**SHORT PROBLEM**. Return the lines below that carry the word "Répondre".

**MATERIAL PROVIDED**.

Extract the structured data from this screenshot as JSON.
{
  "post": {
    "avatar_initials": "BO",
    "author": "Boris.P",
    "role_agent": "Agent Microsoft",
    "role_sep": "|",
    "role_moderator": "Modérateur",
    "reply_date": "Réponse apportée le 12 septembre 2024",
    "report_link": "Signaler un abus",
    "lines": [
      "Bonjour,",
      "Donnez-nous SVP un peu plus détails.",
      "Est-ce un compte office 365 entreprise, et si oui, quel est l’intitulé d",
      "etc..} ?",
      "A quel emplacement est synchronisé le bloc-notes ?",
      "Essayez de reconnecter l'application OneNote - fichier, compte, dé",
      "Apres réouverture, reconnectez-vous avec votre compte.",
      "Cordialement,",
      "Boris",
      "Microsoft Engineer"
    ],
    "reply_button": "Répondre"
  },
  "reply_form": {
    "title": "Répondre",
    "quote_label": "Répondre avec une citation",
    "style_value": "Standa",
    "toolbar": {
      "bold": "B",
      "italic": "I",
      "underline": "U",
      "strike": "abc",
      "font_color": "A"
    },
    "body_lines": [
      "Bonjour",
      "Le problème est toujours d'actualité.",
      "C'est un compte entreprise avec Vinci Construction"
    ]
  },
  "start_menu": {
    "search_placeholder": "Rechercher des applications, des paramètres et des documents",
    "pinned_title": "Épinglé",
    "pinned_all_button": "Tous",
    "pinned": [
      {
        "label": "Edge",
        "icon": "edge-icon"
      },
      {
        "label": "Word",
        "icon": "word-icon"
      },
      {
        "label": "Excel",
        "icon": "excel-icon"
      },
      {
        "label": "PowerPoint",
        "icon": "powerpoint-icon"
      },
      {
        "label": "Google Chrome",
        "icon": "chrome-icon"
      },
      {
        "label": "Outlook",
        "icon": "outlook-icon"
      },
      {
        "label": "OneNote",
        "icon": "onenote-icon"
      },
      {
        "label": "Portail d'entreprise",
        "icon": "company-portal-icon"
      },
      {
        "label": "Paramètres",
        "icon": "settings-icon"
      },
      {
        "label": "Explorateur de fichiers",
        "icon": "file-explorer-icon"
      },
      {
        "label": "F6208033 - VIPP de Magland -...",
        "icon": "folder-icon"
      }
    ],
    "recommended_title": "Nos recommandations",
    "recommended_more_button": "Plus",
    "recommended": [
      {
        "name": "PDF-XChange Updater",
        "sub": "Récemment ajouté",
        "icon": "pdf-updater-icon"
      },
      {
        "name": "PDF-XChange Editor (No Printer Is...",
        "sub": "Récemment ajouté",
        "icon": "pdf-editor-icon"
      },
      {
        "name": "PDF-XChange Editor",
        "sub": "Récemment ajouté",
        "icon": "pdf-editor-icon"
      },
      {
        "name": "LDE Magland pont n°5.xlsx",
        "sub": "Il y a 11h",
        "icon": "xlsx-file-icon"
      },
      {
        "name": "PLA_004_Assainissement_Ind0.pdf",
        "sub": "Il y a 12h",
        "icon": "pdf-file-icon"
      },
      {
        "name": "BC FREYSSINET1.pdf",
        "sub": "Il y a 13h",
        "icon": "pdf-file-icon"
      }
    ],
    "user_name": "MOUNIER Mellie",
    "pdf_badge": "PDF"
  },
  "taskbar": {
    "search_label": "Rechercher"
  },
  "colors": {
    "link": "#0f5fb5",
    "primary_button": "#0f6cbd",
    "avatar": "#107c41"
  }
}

**EXERCISE SOLUTION**.
    "reply_button": "Répondre"
    "title": "Répondre",
    "quote_label": "Répondre avec une citation",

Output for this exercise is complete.